Text passage START

A 7.3 magnitude earthquake slammed the southern Mexican Pacific coast on Friday morning, shaking everything from Mexico City to El Salvador, triggering a tsunami alert, and sending hospital workers sprinting down stairwells during rush hour. The good news: authorities are reporting no severe damage or casualties. The other news: there were five aftershocks, the biggest clocking in at magnitude 6, and the region has been through this before with much worse results.

What Actually Happened and Where

According to the U.S. Geological Survey, the earthquake's epicenter was about 30 miles southwest of Aquiles Serdan, right along the coast of Chiapas, at a depth of 9 miles. That shallow depth is important. Shallow earthquakes transfer more energy to the surface, which is why a quake that might read as a number on a page turns into a very real, very terrifying experience for people standing in tall buildings.

The quake was preceded by a smaller one with an epicenter a bit farther out in the ocean, which in retrospect was the opening act nobody wanted. Then came the main event, followed by at least five aftershocks ranging from magnitude 5.1 to 6.0, per USGS. At that point it stops being an earthquake and starts being a very bad morning.

Text passage END

Actions to take:
• A. Answer these from the Mexico earthquake text, one line each:
(i) What magnitude was the main earthquake?
(ii) At what depth did it strike?
(iii) How far from Aquiles Serdan, and in which direction, was the epicenter?
• B. Print the part of the Mexico earthquake text starting at "According to the" and ending at "very bad morning.".

Stored data START

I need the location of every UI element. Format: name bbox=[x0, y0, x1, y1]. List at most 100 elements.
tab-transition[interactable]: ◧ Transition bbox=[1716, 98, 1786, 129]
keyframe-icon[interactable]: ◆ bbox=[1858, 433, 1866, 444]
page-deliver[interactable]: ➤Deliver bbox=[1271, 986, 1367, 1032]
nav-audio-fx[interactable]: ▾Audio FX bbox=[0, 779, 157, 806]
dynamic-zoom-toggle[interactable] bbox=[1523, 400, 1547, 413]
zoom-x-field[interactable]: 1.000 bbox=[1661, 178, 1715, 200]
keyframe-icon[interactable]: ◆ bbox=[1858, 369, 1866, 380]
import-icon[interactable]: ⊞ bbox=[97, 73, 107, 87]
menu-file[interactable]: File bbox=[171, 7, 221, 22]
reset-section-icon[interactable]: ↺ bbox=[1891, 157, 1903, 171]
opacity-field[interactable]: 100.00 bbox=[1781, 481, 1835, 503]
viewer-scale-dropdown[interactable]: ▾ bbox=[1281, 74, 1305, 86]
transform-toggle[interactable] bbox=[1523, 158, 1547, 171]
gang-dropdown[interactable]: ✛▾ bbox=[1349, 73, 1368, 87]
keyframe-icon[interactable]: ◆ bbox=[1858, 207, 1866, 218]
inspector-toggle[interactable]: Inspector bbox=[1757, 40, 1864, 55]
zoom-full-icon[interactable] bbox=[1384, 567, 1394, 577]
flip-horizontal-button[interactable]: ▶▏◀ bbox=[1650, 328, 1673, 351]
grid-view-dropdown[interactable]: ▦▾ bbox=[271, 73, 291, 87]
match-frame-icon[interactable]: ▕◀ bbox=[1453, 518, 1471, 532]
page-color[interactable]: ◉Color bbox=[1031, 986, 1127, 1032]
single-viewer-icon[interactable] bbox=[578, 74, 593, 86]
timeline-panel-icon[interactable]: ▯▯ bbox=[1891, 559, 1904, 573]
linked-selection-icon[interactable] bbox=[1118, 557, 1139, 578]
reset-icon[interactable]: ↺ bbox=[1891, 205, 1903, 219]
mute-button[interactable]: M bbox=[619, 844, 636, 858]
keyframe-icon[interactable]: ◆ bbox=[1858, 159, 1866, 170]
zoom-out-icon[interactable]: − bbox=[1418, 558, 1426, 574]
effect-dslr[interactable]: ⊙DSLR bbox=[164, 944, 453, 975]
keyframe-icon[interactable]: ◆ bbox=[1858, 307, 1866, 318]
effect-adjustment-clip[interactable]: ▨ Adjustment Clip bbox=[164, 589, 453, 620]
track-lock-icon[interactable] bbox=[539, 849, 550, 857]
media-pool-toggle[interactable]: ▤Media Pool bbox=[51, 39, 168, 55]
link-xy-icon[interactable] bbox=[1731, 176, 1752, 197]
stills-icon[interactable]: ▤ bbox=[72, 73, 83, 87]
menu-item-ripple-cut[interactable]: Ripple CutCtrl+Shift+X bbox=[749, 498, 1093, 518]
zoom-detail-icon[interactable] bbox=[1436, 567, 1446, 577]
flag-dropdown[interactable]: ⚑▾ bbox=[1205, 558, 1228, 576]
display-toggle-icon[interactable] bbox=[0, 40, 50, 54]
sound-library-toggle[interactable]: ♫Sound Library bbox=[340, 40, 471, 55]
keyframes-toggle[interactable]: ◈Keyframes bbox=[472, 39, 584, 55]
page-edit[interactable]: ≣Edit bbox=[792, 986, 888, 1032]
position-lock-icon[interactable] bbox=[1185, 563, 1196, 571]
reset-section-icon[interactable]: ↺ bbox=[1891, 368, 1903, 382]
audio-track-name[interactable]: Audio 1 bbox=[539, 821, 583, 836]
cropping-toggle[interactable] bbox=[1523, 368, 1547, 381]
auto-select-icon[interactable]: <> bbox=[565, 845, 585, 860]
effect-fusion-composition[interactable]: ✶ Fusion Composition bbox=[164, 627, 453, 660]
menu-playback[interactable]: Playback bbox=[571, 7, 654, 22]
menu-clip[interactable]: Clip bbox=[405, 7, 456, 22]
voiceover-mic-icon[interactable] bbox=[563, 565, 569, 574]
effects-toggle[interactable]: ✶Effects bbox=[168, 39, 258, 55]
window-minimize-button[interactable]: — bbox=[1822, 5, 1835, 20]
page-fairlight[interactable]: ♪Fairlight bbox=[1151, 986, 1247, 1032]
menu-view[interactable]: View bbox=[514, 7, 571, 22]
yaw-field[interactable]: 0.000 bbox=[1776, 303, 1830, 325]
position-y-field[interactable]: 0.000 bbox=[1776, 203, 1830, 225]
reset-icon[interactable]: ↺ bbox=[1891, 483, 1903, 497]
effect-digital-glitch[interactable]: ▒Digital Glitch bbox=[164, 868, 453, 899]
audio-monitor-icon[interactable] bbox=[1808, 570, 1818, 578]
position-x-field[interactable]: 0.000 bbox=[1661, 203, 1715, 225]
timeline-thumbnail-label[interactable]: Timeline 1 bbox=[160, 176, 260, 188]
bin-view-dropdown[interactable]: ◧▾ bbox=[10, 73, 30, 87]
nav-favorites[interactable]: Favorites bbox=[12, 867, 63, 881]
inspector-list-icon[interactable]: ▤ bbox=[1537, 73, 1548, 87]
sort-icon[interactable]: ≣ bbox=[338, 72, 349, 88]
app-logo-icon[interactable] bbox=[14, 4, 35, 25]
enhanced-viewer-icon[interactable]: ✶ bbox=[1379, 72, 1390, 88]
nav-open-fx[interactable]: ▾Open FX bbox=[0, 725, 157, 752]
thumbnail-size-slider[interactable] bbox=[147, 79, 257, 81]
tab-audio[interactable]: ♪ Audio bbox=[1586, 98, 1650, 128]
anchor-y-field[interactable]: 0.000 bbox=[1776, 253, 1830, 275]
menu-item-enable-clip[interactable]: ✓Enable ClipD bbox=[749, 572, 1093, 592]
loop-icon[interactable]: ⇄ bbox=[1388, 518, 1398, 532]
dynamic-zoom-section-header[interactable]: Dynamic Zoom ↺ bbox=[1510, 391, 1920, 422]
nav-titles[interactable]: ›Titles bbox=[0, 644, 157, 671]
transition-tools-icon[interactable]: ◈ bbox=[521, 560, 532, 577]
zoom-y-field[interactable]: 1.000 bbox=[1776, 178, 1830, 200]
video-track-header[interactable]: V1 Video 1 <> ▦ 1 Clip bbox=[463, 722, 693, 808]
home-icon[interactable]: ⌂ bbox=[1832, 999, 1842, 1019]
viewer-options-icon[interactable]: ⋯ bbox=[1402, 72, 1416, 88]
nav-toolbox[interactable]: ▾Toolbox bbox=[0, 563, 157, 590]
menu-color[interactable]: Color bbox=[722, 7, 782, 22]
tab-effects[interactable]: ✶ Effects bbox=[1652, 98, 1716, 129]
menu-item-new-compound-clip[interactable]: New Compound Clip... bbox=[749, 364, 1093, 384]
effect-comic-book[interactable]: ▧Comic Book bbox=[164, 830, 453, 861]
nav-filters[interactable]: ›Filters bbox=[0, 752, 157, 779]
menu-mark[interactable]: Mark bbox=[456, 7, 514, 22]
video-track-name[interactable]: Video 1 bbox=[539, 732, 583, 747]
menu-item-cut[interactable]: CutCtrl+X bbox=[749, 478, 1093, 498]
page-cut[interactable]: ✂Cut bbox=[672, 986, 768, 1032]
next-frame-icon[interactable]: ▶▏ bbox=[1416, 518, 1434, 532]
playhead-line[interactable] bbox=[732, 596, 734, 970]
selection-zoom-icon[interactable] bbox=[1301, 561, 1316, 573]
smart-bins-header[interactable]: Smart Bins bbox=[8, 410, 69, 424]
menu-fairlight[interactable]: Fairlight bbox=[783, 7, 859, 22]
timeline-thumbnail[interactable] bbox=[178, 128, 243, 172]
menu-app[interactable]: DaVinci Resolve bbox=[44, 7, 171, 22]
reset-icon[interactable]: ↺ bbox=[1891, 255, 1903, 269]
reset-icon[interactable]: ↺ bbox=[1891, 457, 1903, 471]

Stored data END

Solved problems:
• A.
(i) 7.3
(ii) 9 miles
(iii) About 30 miles southwest

• B.
According to the U.S. Geological Survey, the earthquake's epicenter was about 30 miles southwest of Aquiles Serdan, right along the coast of Chiapas, at a depth of 9 miles. That shallow depth is important. Shallow earthquakes transfer more energy to the surface, which is why a quake that might read as a number on a page turns into a very real, very terrifying experience for people standing in tall buildings.

The quake was preceded by a smaller one with an epicenter a bit farther out in the ocean, which in retrospect was the opening act nobody wanted. Then came the main event, followed by at least five aftershocks ranging from magnitude 5.1 to 6.0, per USGS. At that point it stops being an earthquake and starts being a very bad morning.